=== What you need to do ===
List each line of the data that holds the string "JSON".

=== Input records ===
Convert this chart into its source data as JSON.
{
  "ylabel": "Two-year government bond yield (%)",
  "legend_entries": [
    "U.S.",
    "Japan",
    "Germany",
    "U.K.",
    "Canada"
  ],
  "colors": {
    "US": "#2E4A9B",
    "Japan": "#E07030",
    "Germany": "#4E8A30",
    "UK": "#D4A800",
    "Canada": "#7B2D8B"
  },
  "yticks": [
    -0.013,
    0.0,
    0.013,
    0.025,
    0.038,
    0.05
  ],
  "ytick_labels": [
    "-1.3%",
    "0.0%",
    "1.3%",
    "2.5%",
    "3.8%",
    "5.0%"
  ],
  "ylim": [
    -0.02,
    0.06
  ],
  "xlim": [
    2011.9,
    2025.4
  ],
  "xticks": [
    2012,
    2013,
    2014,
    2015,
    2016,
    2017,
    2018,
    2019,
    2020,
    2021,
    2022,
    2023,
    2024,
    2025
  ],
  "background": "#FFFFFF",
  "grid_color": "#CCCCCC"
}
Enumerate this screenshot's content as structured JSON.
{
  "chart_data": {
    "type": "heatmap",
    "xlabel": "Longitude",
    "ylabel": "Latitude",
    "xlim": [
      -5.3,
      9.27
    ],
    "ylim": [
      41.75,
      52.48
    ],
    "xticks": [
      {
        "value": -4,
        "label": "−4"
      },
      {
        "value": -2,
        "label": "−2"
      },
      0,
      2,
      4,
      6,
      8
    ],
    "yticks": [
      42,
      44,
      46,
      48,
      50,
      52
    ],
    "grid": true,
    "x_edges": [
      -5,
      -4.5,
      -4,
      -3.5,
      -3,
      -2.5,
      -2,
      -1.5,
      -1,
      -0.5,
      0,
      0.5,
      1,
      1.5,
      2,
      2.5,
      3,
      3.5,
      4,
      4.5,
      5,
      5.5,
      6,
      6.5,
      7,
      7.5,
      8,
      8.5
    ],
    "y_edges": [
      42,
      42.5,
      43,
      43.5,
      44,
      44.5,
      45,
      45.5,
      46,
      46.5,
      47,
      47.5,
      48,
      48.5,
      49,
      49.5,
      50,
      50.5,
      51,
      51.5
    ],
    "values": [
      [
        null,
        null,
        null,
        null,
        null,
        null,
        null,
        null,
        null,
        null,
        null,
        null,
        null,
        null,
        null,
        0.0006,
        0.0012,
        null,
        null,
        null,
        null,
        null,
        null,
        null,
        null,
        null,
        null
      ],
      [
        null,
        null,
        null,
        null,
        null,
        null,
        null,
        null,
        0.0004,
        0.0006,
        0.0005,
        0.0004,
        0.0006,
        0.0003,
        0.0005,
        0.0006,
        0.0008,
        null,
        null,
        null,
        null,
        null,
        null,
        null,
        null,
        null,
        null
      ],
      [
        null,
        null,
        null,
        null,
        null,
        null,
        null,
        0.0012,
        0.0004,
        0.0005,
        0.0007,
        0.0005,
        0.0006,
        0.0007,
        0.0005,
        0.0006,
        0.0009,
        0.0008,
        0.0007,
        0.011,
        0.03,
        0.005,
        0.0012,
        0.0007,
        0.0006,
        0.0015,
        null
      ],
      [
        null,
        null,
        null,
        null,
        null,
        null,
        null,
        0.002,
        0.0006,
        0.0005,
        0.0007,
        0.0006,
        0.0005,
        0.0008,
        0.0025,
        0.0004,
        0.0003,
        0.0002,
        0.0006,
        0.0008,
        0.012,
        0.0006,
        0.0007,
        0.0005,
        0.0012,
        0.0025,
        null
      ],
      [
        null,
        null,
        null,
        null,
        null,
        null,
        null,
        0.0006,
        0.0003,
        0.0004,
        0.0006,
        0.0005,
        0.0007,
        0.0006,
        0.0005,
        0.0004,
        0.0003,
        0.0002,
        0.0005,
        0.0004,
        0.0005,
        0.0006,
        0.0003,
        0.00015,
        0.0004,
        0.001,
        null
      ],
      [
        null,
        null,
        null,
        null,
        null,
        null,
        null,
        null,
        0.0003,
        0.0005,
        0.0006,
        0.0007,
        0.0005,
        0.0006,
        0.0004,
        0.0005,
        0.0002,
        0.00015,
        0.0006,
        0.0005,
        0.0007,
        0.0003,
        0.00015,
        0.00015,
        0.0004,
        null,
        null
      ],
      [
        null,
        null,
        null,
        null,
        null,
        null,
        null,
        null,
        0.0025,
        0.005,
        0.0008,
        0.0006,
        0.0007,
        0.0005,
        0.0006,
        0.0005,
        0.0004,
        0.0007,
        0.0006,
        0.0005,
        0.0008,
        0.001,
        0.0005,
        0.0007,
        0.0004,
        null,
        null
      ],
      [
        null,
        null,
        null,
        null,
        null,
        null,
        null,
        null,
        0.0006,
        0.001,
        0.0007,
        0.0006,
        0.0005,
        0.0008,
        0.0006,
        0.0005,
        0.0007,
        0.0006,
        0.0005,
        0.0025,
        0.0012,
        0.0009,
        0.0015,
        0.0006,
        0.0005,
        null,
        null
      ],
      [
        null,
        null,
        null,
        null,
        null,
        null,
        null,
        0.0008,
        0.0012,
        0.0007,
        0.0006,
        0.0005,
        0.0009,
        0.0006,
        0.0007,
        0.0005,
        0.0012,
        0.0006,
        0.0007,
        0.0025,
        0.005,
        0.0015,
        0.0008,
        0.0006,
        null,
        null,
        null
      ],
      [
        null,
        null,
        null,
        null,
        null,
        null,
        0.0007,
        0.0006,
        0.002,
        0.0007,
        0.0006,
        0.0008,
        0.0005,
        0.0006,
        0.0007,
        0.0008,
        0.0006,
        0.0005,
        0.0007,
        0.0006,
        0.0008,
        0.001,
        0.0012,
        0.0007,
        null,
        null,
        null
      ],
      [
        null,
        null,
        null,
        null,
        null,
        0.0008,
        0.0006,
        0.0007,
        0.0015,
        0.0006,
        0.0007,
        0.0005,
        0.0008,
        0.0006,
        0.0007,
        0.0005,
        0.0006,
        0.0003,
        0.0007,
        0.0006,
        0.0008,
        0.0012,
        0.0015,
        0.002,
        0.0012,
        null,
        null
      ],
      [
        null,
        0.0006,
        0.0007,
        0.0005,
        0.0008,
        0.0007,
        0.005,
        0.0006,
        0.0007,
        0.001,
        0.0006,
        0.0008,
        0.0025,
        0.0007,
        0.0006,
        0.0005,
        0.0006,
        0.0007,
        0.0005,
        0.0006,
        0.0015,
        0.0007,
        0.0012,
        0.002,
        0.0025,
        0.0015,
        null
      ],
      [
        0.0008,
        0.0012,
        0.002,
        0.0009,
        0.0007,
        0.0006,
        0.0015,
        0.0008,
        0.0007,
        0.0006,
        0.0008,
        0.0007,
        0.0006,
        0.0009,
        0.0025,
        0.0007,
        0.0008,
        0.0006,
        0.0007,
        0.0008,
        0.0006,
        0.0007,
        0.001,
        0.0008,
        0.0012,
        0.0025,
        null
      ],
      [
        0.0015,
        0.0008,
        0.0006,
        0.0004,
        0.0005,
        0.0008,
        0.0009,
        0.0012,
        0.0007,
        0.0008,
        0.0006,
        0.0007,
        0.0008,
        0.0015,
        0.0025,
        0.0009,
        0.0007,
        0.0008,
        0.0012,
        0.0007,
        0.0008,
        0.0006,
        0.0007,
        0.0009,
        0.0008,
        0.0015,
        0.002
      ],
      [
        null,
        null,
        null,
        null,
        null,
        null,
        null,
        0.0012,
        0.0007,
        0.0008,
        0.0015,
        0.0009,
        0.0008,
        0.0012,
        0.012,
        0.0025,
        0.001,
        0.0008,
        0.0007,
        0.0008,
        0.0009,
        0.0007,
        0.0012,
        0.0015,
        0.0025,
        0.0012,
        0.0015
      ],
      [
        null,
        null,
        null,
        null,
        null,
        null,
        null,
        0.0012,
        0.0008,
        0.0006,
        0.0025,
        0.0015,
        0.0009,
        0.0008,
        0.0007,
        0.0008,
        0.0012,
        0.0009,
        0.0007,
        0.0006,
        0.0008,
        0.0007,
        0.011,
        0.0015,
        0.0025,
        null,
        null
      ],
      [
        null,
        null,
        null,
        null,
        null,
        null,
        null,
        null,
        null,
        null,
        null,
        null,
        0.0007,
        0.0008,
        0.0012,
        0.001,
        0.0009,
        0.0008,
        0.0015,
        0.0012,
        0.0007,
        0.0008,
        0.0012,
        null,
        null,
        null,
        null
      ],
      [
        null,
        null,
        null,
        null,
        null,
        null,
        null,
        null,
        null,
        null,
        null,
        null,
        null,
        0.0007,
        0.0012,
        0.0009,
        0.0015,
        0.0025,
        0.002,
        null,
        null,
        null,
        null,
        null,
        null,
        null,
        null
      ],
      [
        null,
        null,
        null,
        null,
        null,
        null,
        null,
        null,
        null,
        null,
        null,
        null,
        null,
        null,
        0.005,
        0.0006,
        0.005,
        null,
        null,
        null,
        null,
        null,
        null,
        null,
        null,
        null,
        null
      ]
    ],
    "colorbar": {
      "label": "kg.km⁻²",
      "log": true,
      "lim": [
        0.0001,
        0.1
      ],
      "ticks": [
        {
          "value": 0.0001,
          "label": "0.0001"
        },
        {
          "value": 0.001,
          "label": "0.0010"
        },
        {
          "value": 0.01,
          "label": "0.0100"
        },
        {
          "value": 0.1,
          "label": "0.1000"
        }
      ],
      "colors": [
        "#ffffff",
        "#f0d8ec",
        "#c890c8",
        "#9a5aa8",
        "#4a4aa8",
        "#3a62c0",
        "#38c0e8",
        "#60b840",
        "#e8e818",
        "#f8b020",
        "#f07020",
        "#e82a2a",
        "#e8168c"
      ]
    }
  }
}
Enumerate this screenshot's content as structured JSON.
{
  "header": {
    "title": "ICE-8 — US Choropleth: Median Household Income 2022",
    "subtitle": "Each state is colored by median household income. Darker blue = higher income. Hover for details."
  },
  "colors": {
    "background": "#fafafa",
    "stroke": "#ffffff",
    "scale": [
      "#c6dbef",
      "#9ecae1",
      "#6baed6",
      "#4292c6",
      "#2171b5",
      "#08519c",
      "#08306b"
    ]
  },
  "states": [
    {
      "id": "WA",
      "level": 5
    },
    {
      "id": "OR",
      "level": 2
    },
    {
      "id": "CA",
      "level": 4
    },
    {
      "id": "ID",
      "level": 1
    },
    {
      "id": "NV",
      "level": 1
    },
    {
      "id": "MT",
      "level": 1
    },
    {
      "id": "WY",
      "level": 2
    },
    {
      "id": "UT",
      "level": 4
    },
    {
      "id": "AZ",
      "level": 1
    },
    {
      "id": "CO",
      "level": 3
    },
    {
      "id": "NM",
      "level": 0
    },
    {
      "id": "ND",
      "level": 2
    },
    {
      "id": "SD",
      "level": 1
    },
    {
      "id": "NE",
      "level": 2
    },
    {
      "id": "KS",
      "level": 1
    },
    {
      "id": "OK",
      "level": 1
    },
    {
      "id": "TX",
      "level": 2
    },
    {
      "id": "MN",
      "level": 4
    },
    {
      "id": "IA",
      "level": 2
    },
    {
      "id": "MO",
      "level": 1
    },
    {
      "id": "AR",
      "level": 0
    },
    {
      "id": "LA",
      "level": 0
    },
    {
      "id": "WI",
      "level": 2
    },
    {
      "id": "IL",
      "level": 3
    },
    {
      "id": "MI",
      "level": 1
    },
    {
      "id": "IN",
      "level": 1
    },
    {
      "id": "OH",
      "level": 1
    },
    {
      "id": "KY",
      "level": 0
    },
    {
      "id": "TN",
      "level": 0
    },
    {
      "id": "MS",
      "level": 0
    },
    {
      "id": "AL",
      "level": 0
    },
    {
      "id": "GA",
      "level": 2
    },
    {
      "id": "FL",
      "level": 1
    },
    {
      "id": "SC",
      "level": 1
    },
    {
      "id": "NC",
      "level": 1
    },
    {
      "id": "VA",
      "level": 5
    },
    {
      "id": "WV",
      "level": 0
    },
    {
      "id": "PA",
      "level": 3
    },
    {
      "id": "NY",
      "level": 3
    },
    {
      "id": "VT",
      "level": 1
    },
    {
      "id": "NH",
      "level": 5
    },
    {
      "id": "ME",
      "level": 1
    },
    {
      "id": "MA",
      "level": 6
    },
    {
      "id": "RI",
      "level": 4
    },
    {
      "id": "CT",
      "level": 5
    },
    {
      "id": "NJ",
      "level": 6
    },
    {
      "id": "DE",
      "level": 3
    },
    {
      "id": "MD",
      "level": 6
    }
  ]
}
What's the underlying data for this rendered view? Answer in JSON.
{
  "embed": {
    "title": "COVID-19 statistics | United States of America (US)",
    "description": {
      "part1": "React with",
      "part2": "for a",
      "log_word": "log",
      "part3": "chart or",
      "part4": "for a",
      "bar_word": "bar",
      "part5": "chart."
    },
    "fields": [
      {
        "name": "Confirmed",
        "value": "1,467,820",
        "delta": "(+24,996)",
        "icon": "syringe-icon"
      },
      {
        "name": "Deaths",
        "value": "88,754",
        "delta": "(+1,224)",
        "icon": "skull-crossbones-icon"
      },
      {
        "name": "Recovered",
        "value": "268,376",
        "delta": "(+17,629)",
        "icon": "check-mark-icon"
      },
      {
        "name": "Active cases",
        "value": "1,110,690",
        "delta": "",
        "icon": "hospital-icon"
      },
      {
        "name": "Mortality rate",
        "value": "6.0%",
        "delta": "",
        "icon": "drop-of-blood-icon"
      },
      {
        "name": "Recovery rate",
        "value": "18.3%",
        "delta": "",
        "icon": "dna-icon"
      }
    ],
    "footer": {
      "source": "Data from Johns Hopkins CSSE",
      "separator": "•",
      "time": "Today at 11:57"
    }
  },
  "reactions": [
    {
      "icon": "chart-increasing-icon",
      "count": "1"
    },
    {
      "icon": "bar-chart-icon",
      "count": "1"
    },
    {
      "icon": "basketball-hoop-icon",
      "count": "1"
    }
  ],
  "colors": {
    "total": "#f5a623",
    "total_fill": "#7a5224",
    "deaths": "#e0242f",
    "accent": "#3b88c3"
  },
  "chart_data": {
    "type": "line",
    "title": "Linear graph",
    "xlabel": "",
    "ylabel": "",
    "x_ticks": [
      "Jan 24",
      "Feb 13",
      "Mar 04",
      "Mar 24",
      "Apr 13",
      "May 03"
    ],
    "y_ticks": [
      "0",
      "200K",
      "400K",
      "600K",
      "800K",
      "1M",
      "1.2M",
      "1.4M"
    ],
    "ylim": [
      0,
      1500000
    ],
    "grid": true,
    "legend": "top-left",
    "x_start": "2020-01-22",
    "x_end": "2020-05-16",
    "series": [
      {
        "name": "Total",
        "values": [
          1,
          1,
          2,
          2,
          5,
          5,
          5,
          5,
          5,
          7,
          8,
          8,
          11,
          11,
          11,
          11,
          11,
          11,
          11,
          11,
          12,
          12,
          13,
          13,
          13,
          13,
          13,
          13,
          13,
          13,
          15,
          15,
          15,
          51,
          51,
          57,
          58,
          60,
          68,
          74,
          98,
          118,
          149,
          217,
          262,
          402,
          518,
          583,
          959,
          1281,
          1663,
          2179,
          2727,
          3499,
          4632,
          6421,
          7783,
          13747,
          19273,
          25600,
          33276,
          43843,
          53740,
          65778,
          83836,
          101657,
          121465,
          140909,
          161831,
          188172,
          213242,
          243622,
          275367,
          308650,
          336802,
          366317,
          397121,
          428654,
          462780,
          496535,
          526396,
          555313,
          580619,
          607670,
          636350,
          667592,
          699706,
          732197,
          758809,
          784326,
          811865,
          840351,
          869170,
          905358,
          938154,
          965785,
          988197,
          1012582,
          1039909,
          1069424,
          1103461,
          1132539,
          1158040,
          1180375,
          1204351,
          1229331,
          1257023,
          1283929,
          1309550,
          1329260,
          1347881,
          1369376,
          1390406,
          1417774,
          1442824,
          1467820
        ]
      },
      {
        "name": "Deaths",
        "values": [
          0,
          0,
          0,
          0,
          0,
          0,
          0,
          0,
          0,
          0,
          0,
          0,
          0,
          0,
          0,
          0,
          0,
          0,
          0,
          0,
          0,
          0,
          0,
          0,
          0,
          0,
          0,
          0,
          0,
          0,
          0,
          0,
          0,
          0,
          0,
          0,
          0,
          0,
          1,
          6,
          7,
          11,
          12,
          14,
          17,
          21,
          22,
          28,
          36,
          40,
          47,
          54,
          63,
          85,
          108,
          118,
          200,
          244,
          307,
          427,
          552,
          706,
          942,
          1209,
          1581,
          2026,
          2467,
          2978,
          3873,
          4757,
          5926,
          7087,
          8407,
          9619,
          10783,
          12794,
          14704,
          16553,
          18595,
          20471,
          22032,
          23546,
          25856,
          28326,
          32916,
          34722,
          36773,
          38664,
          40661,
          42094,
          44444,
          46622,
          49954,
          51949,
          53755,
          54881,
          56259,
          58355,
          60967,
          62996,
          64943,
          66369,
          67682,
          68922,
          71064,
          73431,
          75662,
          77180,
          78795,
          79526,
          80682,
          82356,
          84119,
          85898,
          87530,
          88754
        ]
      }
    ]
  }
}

=== Worked answer ===
Convert this chart into its source data as JSON.
Enumerate this screenshot's content as structured JSON.
Enumerate this screenshot's content as structured JSON.
What's the underlying data for this rendered view? Answer in JSON.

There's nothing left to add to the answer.